Start of MATERIAL FOR THIS TASK
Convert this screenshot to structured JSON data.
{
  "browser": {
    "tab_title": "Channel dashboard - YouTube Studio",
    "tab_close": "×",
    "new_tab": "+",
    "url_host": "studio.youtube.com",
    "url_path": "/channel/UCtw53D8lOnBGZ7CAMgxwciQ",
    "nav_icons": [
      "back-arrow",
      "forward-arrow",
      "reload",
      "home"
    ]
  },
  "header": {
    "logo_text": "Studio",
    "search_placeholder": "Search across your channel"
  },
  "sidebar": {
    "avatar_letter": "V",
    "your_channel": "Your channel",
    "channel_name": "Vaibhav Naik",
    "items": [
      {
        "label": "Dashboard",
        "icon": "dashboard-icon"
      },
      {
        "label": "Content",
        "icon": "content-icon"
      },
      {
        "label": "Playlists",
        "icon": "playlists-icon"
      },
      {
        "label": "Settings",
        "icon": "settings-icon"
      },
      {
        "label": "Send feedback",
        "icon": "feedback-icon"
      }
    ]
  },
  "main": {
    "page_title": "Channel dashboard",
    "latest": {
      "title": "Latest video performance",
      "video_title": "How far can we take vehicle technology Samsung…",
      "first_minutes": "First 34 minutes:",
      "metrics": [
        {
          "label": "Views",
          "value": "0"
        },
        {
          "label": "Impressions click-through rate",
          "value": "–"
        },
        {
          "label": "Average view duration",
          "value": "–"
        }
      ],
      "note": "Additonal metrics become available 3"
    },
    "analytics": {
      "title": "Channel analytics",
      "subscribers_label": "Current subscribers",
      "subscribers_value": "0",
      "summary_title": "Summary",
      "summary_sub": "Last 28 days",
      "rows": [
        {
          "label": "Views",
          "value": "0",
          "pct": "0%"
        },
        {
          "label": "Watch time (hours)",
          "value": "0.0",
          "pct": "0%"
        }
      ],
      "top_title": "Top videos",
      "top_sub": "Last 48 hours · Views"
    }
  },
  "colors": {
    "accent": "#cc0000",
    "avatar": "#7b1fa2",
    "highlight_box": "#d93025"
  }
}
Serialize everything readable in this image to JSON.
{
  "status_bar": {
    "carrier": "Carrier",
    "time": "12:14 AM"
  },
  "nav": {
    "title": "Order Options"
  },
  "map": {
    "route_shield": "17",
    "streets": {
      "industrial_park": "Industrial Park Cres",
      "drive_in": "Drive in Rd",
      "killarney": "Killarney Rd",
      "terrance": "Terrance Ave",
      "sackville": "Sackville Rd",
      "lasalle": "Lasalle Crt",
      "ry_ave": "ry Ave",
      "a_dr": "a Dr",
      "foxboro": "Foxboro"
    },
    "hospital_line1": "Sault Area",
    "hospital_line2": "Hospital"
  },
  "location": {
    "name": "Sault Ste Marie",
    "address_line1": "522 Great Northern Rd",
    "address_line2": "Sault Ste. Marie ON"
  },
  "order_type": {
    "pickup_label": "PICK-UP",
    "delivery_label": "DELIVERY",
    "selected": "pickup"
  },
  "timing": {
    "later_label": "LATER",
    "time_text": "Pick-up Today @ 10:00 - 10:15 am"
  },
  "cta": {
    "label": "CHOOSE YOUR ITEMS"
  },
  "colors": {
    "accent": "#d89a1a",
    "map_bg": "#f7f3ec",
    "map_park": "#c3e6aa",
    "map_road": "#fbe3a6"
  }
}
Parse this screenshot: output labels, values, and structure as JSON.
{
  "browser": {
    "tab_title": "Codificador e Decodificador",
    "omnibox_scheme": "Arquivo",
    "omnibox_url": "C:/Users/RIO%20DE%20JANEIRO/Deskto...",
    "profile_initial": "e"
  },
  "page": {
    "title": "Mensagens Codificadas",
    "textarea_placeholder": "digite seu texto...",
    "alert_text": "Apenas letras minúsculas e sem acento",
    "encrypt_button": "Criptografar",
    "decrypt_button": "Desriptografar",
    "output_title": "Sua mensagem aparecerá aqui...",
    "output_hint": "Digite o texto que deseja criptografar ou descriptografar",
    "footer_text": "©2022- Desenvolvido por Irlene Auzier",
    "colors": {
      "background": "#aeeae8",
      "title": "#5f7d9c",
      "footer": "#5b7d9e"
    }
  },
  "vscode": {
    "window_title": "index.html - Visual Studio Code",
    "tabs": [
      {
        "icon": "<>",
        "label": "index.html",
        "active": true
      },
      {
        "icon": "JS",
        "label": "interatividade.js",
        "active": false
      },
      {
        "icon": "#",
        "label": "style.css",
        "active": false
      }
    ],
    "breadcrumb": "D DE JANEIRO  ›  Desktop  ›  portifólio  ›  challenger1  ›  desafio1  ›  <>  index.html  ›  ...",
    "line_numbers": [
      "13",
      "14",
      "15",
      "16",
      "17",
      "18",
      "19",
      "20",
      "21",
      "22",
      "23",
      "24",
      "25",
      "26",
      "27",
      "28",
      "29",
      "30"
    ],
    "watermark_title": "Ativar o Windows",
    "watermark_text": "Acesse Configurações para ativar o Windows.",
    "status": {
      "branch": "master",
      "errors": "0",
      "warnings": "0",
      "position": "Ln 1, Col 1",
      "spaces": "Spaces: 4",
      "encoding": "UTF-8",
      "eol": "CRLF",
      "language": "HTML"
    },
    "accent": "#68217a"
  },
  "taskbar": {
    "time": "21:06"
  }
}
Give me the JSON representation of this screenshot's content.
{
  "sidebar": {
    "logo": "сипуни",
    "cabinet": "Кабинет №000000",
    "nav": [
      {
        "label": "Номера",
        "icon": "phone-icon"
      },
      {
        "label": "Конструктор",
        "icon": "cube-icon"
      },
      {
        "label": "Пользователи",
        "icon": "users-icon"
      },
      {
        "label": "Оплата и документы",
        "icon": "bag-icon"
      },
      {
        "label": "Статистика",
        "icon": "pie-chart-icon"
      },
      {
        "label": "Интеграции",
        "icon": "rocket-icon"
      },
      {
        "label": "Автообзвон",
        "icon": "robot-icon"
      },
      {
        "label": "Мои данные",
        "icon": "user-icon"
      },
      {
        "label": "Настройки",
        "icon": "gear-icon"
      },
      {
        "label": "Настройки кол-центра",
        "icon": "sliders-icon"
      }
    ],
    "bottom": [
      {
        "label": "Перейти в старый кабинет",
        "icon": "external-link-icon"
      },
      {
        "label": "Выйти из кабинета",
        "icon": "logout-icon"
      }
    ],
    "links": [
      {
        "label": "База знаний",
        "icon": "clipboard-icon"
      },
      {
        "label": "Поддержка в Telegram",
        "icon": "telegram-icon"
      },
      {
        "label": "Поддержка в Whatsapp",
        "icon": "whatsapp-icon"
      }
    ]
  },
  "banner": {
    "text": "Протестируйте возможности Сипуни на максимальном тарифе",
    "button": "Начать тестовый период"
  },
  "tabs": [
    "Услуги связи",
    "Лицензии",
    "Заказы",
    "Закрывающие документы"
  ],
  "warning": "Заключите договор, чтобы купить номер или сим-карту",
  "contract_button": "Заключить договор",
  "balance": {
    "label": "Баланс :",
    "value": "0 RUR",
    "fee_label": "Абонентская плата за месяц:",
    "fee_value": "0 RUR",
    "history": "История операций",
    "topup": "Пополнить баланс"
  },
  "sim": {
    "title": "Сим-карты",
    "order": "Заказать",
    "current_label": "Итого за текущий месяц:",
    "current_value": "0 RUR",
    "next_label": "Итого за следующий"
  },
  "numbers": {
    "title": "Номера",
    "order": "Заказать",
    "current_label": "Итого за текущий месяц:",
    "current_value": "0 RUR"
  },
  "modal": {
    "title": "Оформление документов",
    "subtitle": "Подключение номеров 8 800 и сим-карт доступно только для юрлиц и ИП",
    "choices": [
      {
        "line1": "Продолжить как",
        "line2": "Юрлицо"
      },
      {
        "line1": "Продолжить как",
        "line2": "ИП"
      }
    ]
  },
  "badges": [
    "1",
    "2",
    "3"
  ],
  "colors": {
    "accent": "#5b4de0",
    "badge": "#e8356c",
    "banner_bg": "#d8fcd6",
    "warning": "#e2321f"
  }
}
End of MATERIAL FOR THIS TASK
## THE REQUEST
Pull out every line of the records that includes the string "metrics".

## CORRECT ANSWER
      "metrics": [
      "note": "Additonal metrics become available 3"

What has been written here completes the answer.